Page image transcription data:
BEGIN

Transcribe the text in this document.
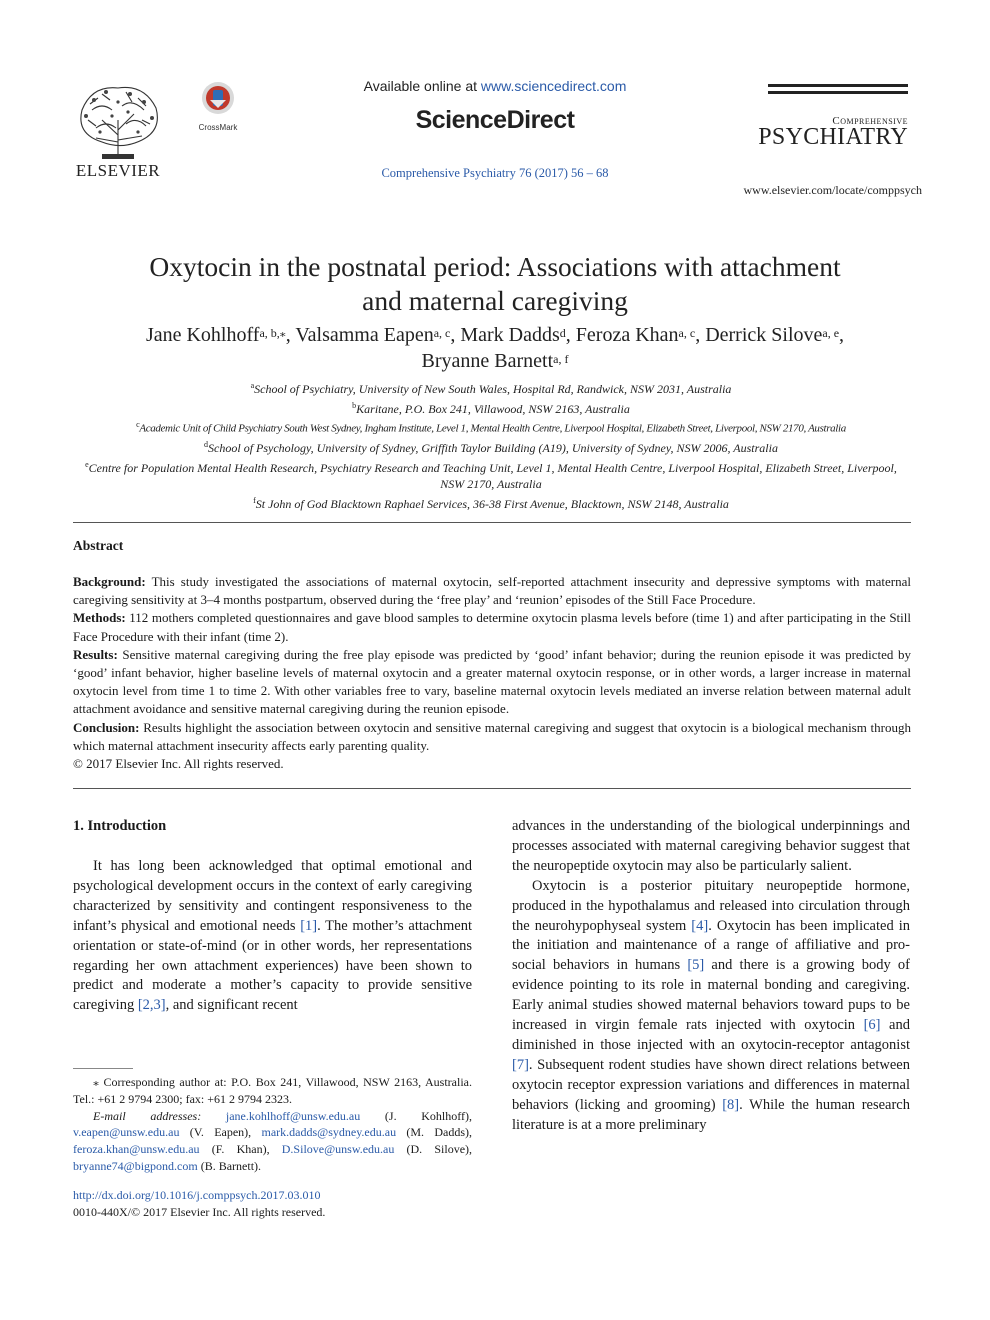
ELSEVIER
CrossMark
Available online at www.sciencedirect.com
ScienceDirect
Comprehensive Psychiatry 76 (2017) 56 – 68
Comprehensive
PSYCHIATRY
www.elsevier.com/locate/comppsych
Oxytocin in the postnatal period: Associations with attachment
and maternal caregiving
Jane Kohlhoff$^{a, b,⁎}$, Valsamma Eapen$^{a, c}$, Mark Dadds$^d$, Feroza Khan$^{a, c}$, Derrick Silove$^{a, e}$,
Bryanne Barnett$^{a, f}$
$^a$School of Psychiatry, University of New South Wales, Hospital Rd, Randwick, NSW 2031, Australia
$^b$Karitane, P.O. Box 241, Villawood, NSW 2163, Australia
$^c$Academic Unit of Child Psychiatry South West Sydney, Ingham Institute, Level 1, Mental Health Centre, Liverpool Hospital, Elizabeth Street, Liverpool, NSW 2170, Australia
$^d$School of Psychology, University of Sydney, Griffith Taylor Building (A19), University of Sydney, NSW 2006, Australia
$^e$Centre for Population Mental Health Research, Psychiatry Research and Teaching Unit, Level 1, Mental Health Centre, Liverpool Hospital, Elizabeth Street, Liverpool, NSW 2170, Australia
$^f$St John of God Blacktown Raphael Services, 36-38 First Avenue, Blacktown, NSW 2148, Australia
Abstract

Background: This study investigated the associations of maternal oxytocin, self-reported attachment insecurity and depressive symptoms with maternal caregiving sensitivity at 3–4 months postpartum, observed during the ‘free play’ and ‘reunion’ episodes of the Still Face Procedure.

Methods: 112 mothers completed questionnaires and gave blood samples to determine oxytocin plasma levels before (time 1) and after participating in the Still Face Procedure with their infant (time 2).

Results: Sensitive maternal caregiving during the free play episode was predicted by ‘good’ infant behavior; during the reunion episode it was predicted by ‘good’ infant behavior, higher baseline levels of maternal oxytocin and a greater maternal oxytocin response, or in other words, a larger increase in maternal oxytocin level from time 1 to time 2. With other variables free to vary, baseline maternal oxytocin levels mediated an inverse relation between maternal adult attachment avoidance and sensitive maternal caregiving during the reunion episode.

Conclusion: Results highlight the association between oxytocin and sensitive maternal caregiving and suggest that oxytocin is a biological mechanism through which maternal attachment insecurity affects early parenting quality.

© 2017 Elsevier Inc. All rights reserved.

1. Introduction

It has long been acknowledged that optimal emotional and psychological development occurs in the context of early caregiving characterized by sensitivity and contingent responsiveness to the infant’s physical and emotional needs [1]. The mother’s attachment orientation or state-of-mind (or in other words, her representations regarding her own attachment experiences) have been shown to predict and moderate a mother’s capacity to provide sensitive caregiving [2,3], and significant recent

advances in the understanding of the biological underpinnings and processes associated with maternal caregiving behavior suggest that the neuropeptide oxytocin may also be particularly salient.

Oxytocin is a posterior pituitary neuropeptide hormone, produced in the hypothalamus and released into circulation through the neurohypophyseal system [4]. Oxytocin has been implicated in the initiation and maintenance of a range of affiliative and pro-social behaviors in humans [5] and there is a growing body of evidence pointing to its role in maternal bonding and caregiving. Early animal studies showed maternal behaviors toward pups to be increased in virgin female rats injected with oxytocin [6] and diminished in those injected with an oxytocin-receptor antagonist [7]. Subsequent rodent studies have shown direct relations between oxytocin receptor expression variations and differences in maternal behaviors (licking and grooming) [8]. While the human research literature is at a more preliminary

⁎ Corresponding author at: P.O. Box 241, Villawood, NSW 2163, Australia. Tel.: +61 2 9794 2300; fax: +61 2 9794 2323.

E-mail addresses: jane.kohlhoff@unsw.edu.au (J. Kohlhoff), v.eapen@unsw.edu.au (V. Eapen), mark.dadds@sydney.edu.au (M. Dadds), feroza.khan@unsw.edu.au (F. Khan), D.Silove@unsw.edu.au (D. Silove), bryanne74@bigpond.com (B. Barnett).

http://dx.doi.org/10.1016/j.comppsych.2017.03.010
0010-440X/© 2017 Elsevier Inc. All rights reserved.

END

# WHAT THE TASK REQUIRES:
A single number is asked for: how many lines in the entries above hold the string "during".

# SOLVED PROBLEM:
2